■ Given problem:
Give again, word for word, only the lines from the one containing "Extract all readable text from this page." through the final line.

■ Extracted material:
----
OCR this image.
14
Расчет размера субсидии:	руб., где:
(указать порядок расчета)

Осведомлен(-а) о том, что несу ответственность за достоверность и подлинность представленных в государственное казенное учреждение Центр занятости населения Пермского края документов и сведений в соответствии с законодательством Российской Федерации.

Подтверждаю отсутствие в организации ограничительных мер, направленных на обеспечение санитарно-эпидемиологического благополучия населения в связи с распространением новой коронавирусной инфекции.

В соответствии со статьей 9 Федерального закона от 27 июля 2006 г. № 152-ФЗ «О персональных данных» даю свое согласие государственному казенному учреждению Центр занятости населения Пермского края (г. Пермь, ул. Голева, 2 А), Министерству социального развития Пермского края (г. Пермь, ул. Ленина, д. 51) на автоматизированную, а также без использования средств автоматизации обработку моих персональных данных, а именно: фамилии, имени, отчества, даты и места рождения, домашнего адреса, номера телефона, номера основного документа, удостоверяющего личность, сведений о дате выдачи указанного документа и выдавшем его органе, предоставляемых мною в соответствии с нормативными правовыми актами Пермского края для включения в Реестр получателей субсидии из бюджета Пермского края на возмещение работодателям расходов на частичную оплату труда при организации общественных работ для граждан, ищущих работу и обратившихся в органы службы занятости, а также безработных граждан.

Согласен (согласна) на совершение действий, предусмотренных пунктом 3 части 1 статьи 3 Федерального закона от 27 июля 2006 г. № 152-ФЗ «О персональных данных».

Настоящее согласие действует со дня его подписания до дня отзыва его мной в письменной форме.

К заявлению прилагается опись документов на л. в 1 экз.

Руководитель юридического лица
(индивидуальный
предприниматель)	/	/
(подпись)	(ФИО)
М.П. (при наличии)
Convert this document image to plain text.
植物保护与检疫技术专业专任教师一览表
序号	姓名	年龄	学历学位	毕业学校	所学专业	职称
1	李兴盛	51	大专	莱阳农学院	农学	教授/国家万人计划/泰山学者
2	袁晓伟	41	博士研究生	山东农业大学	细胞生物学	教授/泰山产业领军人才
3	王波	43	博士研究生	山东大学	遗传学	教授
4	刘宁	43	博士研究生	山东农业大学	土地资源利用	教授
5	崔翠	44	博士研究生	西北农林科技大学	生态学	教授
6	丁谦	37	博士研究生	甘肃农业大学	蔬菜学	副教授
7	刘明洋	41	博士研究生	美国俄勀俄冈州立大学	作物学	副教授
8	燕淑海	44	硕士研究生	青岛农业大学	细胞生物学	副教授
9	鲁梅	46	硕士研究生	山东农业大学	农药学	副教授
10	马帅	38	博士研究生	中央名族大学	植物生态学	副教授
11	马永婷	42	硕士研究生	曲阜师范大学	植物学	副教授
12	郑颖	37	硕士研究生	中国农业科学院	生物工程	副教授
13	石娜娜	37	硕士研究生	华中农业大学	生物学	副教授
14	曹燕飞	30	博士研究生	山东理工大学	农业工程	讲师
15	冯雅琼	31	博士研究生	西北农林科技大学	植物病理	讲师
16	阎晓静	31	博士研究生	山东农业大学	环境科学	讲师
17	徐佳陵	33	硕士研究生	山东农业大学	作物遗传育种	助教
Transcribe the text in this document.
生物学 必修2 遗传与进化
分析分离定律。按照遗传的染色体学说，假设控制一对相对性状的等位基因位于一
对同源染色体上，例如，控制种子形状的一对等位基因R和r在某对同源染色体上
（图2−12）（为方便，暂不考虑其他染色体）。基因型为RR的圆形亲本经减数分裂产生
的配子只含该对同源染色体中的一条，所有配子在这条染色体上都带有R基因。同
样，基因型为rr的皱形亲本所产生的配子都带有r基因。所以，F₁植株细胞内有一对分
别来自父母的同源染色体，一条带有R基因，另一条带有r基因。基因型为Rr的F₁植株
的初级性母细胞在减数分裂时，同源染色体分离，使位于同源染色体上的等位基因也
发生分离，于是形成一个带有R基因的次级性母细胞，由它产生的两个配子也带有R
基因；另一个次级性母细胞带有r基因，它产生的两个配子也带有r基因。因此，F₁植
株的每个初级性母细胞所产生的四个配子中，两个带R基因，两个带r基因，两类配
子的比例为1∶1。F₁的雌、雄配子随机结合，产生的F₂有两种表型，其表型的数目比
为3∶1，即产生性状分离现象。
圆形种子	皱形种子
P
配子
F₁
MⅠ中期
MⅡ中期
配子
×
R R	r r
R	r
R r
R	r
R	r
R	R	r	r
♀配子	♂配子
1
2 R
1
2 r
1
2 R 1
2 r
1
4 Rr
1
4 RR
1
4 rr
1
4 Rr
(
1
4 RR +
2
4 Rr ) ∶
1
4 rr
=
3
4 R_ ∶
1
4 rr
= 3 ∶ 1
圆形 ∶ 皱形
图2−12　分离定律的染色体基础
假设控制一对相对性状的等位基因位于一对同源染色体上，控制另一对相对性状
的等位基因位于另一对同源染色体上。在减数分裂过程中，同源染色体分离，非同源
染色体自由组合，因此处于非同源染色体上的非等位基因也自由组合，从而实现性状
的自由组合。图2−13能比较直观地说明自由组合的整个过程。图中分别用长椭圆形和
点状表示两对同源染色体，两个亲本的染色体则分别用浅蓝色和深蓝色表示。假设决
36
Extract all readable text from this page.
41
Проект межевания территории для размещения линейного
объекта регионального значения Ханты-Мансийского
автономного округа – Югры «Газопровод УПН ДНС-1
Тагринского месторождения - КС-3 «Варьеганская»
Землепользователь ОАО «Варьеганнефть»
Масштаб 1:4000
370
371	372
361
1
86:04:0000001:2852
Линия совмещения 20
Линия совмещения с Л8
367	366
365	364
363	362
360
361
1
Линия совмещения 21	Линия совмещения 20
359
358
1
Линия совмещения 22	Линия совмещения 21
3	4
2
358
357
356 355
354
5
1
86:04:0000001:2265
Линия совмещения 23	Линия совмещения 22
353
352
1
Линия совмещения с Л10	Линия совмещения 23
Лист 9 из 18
----
■ Exercise solution:
Extract all readable text from this page.
41
Проект межевания территории для размещения линейного
объекта регионального значения Ханты-Мансийского
автономного округа – Югры «Газопровод УПН ДНС-1
Тагринского месторождения - КС-3 «Варьеганская»
Землепользователь ОАО «Варьеганнефть»
Масштаб 1:4000
370
371	372
361
1
86:04:0000001:2852
Линия совмещения 20
Линия совмещения с Л8
367	366
365	364
363	362
360
361
1
Линия совмещения 21	Линия совмещения 20
359
358
1
Линия совмещения 22	Линия совмещения 21
3	4
2
358
357
356 355
354
5
1
86:04:0000001:2265
Линия совмещения 23	Линия совмещения 22
353
352
1
Линия совмещения с Л10	Линия совмещения 23
Лист 9 из 18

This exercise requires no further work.